Material provided ::
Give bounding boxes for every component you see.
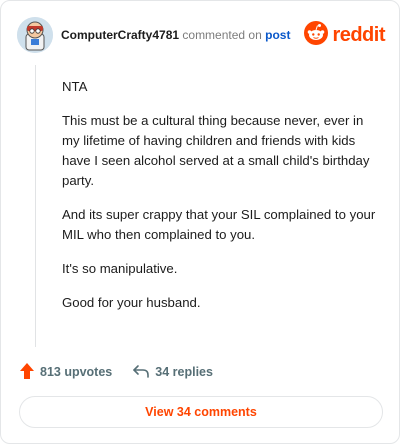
replies-button[interactable]: 34 replies xyxy=(132,364,213,381)
upvote-count: 813 upvotes xyxy=(40,365,113,379)
thread-line xyxy=(35,65,36,347)
comment-header: ComputerCrafty4781 commented on post red… xyxy=(17,15,385,55)
reddit-wordmark: reddit xyxy=(332,23,385,46)
reply-count: 34 replies xyxy=(155,365,213,379)
comment-card: ComputerCrafty4781 commented on post red… xyxy=(0,0,400,444)
comment-paragraph: NTA xyxy=(62,79,88,94)
comment-body: NTA This must be a cultural thing becaus… xyxy=(62,77,376,327)
view-comments-button[interactable]: View 34 comments xyxy=(19,396,383,428)
upvote-arrow-icon xyxy=(19,362,40,383)
reddit-logo-icon xyxy=(304,20,329,50)
reddit-brand[interactable]: reddit xyxy=(304,20,385,50)
username-link[interactable]: ComputerCrafty4781 xyxy=(61,28,179,42)
comment-meta: ComputerCrafty4781 commented on post xyxy=(61,28,304,42)
upvote-button[interactable]: 813 upvotes xyxy=(19,362,112,383)
comment-paragraph: This must be a cultural thing because ne… xyxy=(62,113,370,188)
post-link[interactable]: post xyxy=(265,28,290,42)
comment-actions: 813 upvotes 34 replies xyxy=(19,362,233,382)
avatar[interactable] xyxy=(17,17,53,53)
reply-arrow-icon xyxy=(132,364,155,381)
action-text: commented on xyxy=(182,28,262,42)
comment-paragraph: It's so manipulative. xyxy=(62,261,178,276)
comment-paragraph: Good for your husband. xyxy=(62,295,201,310)
comment-paragraph: And its super crappy that your SIL compl… xyxy=(62,207,376,242)
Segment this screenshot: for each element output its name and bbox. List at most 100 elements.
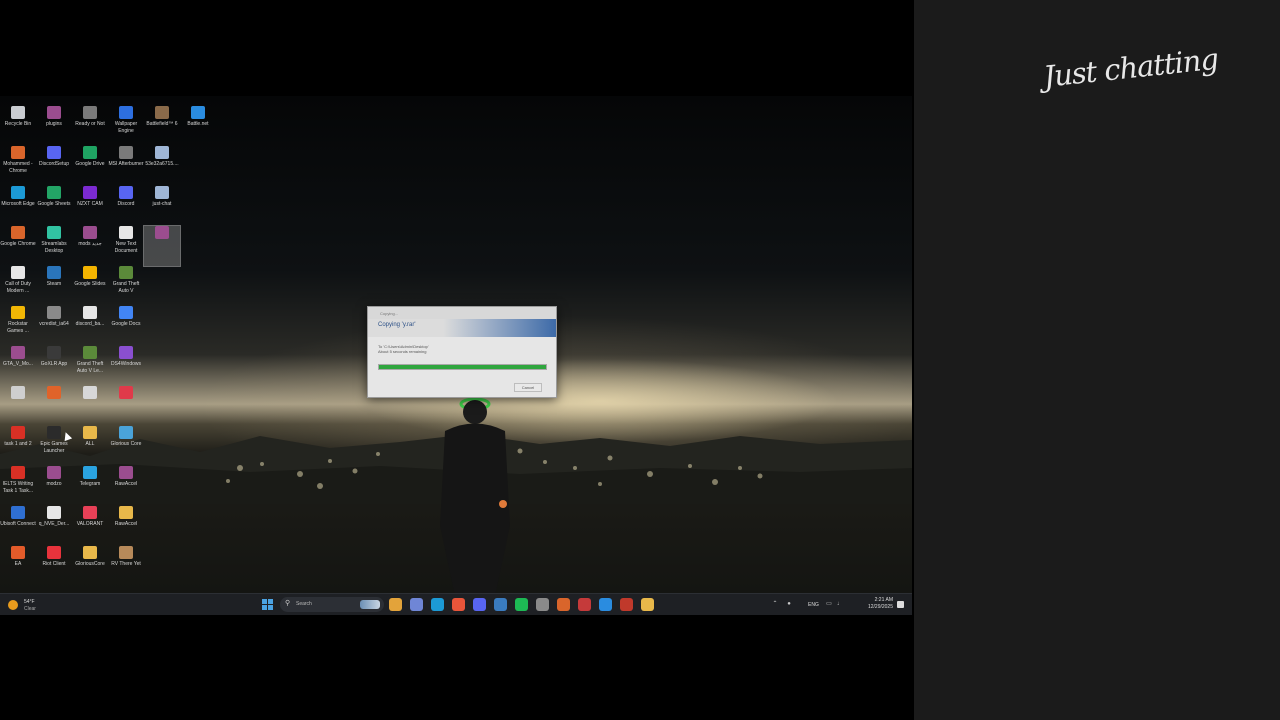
desktop-icon[interactable]: discord_ba... [72, 306, 108, 346]
desktop-icon[interactable]: ALL [72, 426, 108, 466]
desktop-icon[interactable]: Discord [108, 186, 144, 226]
desktop-icon[interactable]: Google Chrome [0, 226, 36, 266]
battlenet-icon[interactable] [599, 598, 612, 611]
desktop-icon[interactable]: Wallpaper Engine [108, 106, 144, 146]
desktop-icon-label: Ubisoft Connect [0, 521, 36, 527]
desktop-icon[interactable]: modzo [36, 466, 72, 506]
desktop-icon[interactable]: EA [0, 546, 36, 586]
desktop-icon[interactable]: MSI Afterburner [108, 146, 144, 186]
desktop-icon[interactable]: Recycle Bin [0, 106, 36, 146]
desktop-icon[interactable]: RawAccel [108, 466, 144, 506]
desktop-icon[interactable]: Riot Client [36, 546, 72, 586]
desktop-icon[interactable]: Call of Duty Modern ... [0, 266, 36, 306]
desktop-icon[interactable]: IELTS Writing Task 1 Task... [0, 466, 36, 506]
msi-afterburner-icon[interactable] [578, 598, 591, 611]
desktop-icon[interactable]: Mohammed - Chrome [0, 146, 36, 186]
ea-icon [11, 546, 25, 559]
desktop-icon[interactable]: VALORANT [72, 506, 108, 546]
desktop-icon[interactable]: DiscordSetup [36, 146, 72, 186]
desktop-icon[interactable]: task 1 and 2 [0, 426, 36, 466]
desktop-icon-label: GTA_V_Mo... [3, 361, 33, 367]
desktop-icon[interactable]: Rockstar Games ... [0, 306, 36, 346]
desktop-icon[interactable]: mods جديد [72, 226, 108, 266]
desktop-icon[interactable]: GTA_V_Mo... [0, 346, 36, 386]
copilot-icon[interactable] [410, 598, 423, 611]
desktop-icon[interactable] [36, 386, 72, 426]
desktop-icon[interactable]: q_NVE_Der... [36, 506, 72, 546]
obs-icon[interactable] [536, 598, 549, 611]
desktop-icon[interactable]: Telegram [72, 466, 108, 506]
ds4windows-icon [119, 346, 133, 359]
brave-icon[interactable] [452, 598, 465, 611]
monitor-icon[interactable]: ▭ [825, 601, 833, 608]
desktop-icon[interactable]: just-chat [144, 186, 180, 226]
desktop-icon[interactable] [72, 386, 108, 426]
chevron-up-icon[interactable]: ⌃ [771, 601, 779, 608]
spotify-icon[interactable] [515, 598, 528, 611]
clock-date[interactable]: 12/29/2025 [868, 604, 893, 610]
desktop-icon[interactable]: plugins [36, 106, 72, 146]
desktop-icon[interactable]: Google Slides [72, 266, 108, 306]
file-explorer-icon[interactable] [389, 598, 402, 611]
desktop-icon[interactable]: DS4Windows [108, 346, 144, 386]
desktop-icon[interactable]: GloriousCore [72, 546, 108, 586]
pdf-icon [11, 466, 25, 479]
steam-icon[interactable] [494, 598, 507, 611]
desktop-icon[interactable]: RawAccel [108, 506, 144, 546]
volume-icon[interactable]: ♩ [836, 601, 844, 608]
screen: Recycle Bin plugins Ready or Not Wallpaper … [0, 0, 1280, 720]
folder-icon[interactable] [641, 598, 654, 611]
input-language[interactable]: ENG [808, 602, 819, 608]
desktop-icon[interactable]: Google Docs [108, 306, 144, 346]
desktop[interactable]: Recycle Bin plugins Ready or Not Wallpaper … [0, 96, 912, 593]
desktop-icon[interactable]: Battlefield™ 6 [144, 106, 180, 146]
desktop-icon[interactable] [108, 386, 144, 426]
edge-icon[interactable] [431, 598, 444, 611]
desktop-icon-label: Call of Duty Modern ... [5, 281, 31, 294]
desktop-icon-label: Mohammed - Chrome [3, 161, 33, 174]
text-document-icon [119, 226, 133, 239]
google-docs-icon [119, 306, 133, 319]
desktop-icon[interactable] [0, 386, 36, 426]
desktop-icon[interactable]: New Text Document [108, 226, 144, 266]
desktop-icon[interactable]: vcredist_ia64 [36, 306, 72, 346]
taskbar-search-box[interactable]: ⚲ Search [280, 597, 384, 612]
desktop-icon[interactable]: Ubisoft Connect [0, 506, 36, 546]
desktop-icon[interactable]: GoXLR App [36, 346, 72, 386]
desktop-icon[interactable]: Ready or Not [72, 106, 108, 146]
microphone-icon[interactable]: ● [785, 601, 793, 608]
desktop-icon[interactable]: Steam [36, 266, 72, 306]
desktop-icon[interactable]: 53e32a6715.... [144, 146, 180, 186]
dialog-time-remaining: About 5 seconds remaining [378, 349, 427, 354]
desktop-icon-label: modzo [46, 481, 62, 487]
search-icon: ⚲ [285, 600, 291, 607]
clock-time[interactable]: 2:21 AM [875, 597, 893, 603]
copy-progress-dialog[interactable]: Copying... Copying 'y.rar' To 'C:\Users\… [367, 306, 557, 398]
desktop-icon-label: VALORANT [76, 521, 104, 527]
desktop-icon[interactable] [143, 225, 181, 267]
desktop-icon[interactable]: NZXT CAM [72, 186, 108, 226]
desktop-icon-label: Ready or Not [75, 121, 105, 127]
desktop-icon[interactable]: Grand Theft Auto V [108, 266, 144, 306]
desktop-icon[interactable]: Glorious Core [108, 426, 144, 466]
start-button[interactable] [262, 599, 273, 610]
desktop-icon[interactable]: Google Drive [72, 146, 108, 186]
desktop-icon-label: Discord [117, 201, 135, 207]
desktop-icon[interactable]: Battle.net [180, 106, 216, 146]
desktop-icon-label: ALL [85, 441, 95, 447]
weather-moon-icon [8, 600, 18, 610]
battlenet-icon [191, 106, 205, 119]
discord-icon[interactable] [473, 598, 486, 611]
search-highlight-image [360, 600, 380, 609]
desktop-icon[interactable]: Google Sheets [36, 186, 72, 226]
cancel-button[interactable]: Cancel [514, 383, 542, 392]
desktop-icon[interactable]: RV There Yet [108, 546, 144, 586]
desktop-icon[interactable]: Microsoft Edge [0, 186, 36, 226]
notification-icon[interactable] [897, 601, 904, 608]
chrome-icon[interactable] [557, 598, 570, 611]
desktop-icon[interactable]: Streamlabs Desktop [36, 226, 72, 266]
desktop-icon-label: Steam [46, 281, 62, 287]
streamlabs-icon[interactable] [620, 598, 633, 611]
edge-icon [11, 186, 25, 199]
desktop-icon[interactable]: Grand Theft Auto V Le... [72, 346, 108, 386]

Your objective :: Return the lines of the entries above word for word, starting at the line that contains "replies-button[interactable]: 34 replies" and ending at the line that contains "reply-count: 34 replies", with both of those lines included.

Answer ::
replies-button[interactable]: 34 replies xyxy=(132,364,213,381)
upvote-count: 813 upvotes xyxy=(40,365,113,379)
thread-line xyxy=(35,65,36,347)
comment-header: ComputerCrafty4781 commented on post red… xyxy=(17,15,385,55)
reddit-wordmark: reddit xyxy=(332,23,385,46)
reply-count: 34 replies xyxy=(155,365,213,379)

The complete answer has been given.